• [Exercise directions]
Transcribe each line exactly.

• [Material for this task]
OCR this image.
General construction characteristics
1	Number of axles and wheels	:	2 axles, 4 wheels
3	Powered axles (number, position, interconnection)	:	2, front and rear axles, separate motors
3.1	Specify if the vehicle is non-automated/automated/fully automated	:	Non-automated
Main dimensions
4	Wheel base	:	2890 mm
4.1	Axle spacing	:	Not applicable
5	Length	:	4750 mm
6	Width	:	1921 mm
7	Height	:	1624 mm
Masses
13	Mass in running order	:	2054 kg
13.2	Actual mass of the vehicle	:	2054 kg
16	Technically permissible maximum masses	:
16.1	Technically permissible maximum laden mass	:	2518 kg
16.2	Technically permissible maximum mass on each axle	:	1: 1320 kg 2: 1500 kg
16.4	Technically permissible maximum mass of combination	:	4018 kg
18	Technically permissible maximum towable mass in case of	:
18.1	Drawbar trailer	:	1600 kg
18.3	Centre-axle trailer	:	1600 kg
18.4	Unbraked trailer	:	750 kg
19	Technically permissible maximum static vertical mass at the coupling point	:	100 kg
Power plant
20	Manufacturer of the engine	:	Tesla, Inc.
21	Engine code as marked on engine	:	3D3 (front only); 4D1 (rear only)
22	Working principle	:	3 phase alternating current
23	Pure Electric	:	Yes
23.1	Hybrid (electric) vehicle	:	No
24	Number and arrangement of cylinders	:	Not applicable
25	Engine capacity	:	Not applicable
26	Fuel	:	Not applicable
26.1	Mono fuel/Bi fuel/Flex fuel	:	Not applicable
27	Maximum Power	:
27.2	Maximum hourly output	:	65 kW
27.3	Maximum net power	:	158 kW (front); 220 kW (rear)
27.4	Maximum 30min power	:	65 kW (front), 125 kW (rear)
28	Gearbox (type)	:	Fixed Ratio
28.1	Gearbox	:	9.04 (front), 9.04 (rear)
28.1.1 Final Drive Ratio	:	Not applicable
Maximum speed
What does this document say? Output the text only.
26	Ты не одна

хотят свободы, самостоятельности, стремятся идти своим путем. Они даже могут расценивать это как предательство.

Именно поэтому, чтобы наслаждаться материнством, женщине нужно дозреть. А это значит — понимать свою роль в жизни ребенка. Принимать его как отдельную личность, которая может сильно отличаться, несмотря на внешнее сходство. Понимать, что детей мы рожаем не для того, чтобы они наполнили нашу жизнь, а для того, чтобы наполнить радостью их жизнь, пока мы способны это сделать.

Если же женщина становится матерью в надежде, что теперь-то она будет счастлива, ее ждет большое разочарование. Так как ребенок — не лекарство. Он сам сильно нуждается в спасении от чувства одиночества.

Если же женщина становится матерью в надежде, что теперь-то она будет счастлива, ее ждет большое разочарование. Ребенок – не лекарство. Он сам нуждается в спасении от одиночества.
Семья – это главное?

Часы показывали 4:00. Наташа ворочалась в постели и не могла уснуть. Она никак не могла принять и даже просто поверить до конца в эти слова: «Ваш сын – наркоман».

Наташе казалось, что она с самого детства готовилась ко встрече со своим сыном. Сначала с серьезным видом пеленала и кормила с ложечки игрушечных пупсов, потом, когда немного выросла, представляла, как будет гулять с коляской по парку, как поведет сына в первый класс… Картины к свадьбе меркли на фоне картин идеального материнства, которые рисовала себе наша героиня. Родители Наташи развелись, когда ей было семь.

• [Answer to this problem]
OCR this image.
General construction characteristics
1	Number of axles and wheels	:	2 axles, 4 wheels
3	Powered axles (number, position, interconnection)	:	2, front and rear axles, separate motors
3.1	Specify if the vehicle is non-automated/automated/fully automated	:	Non-automated
Main dimensions
4	Wheel base	:	2890 mm
4.1	Axle spacing	:	Not applicable
5	Length	:	4750 mm
6	Width	:	1921 mm
7	Height	:	1624 mm
Masses
13	Mass in running order	:	2054 kg
13.2	Actual mass of the vehicle	:	2054 kg
16	Technically permissible maximum masses	:
16.1	Technically permissible maximum laden mass	:	2518 kg
16.2	Technically permissible maximum mass on each axle	:	1: 1320 kg 2: 1500 kg
16.4	Technically permissible maximum mass of combination	:	4018 kg
18	Technically permissible maximum towable mass in case of	:
18.1	Drawbar trailer	:	1600 kg
18.3	Centre-axle trailer	:	1600 kg
18.4	Unbraked trailer	:	750 kg
19	Technically permissible maximum static vertical mass at the coupling point	:	100 kg
Power plant
20	Manufacturer of the engine	:	Tesla, Inc.
21	Engine code as marked on engine	:	3D3 (front only); 4D1 (rear only)
22	Working principle	:	3 phase alternating current
23	Pure Electric	:	Yes
23.1	Hybrid (electric) vehicle	:	No
24	Number and arrangement of cylinders	:	Not applicable
25	Engine capacity	:	Not applicable
26	Fuel	:	Not applicable
26.1	Mono fuel/Bi fuel/Flex fuel	:	Not applicable
27	Maximum Power	:
27.2	Maximum hourly output	:	65 kW
27.3	Maximum net power	:	158 kW (front); 220 kW (rear)
27.4	Maximum 30min power	:	65 kW (front), 125 kW (rear)
28	Gearbox (type)	:	Fixed Ratio
28.1	Gearbox	:	9.04 (front), 9.04 (rear)
28.1.1 Final Drive Ratio	:	Not applicable
Maximum speed
What does this document say? Output the text only.
26	Ты не одна

хотят свободы, самостоятельности, стремятся идти своим путем. Они даже могут расценивать это как предательство.

Именно поэтому, чтобы наслаждаться материнством, женщине нужно дозреть. А это значит — понимать свою роль в жизни ребенка. Принимать его как отдельную личность, которая может сильно отличаться, несмотря на внешнее сходство. Понимать, что детей мы рожаем не для того, чтобы они наполнили нашу жизнь, а для того, чтобы наполнить радостью их жизнь, пока мы способны это сделать.

Если же женщина становится матерью в надежде, что теперь-то она будет счастлива, ее ждет большое разочарование. Так как ребенок — не лекарство. Он сам сильно нуждается в спасении от чувства одиночества.

Если же женщина становится матерью в надежде, что теперь-то она будет счастлива, ее ждет большое разочарование. Ребенок – не лекарство. Он сам нуждается в спасении от одиночества.
Семья – это главное?

Часы показывали 4:00. Наташа ворочалась в постели и не могла уснуть. Она никак не могла принять и даже просто поверить до конца в эти слова: «Ваш сын – наркоман».

Наташе казалось, что она с самого детства готовилась ко встрече со своим сыном. Сначала с серьезным видом пеленала и кормила с ложечки игрушечных пупсов, потом, когда немного выросла, представляла, как будет гулять с коляской по парку, как поведет сына в первый класс… Картины к свадьбе меркли на фоне картин идеального материнства, которые рисовала себе наша героиня. Родители Наташи развелись, когда ей было семь.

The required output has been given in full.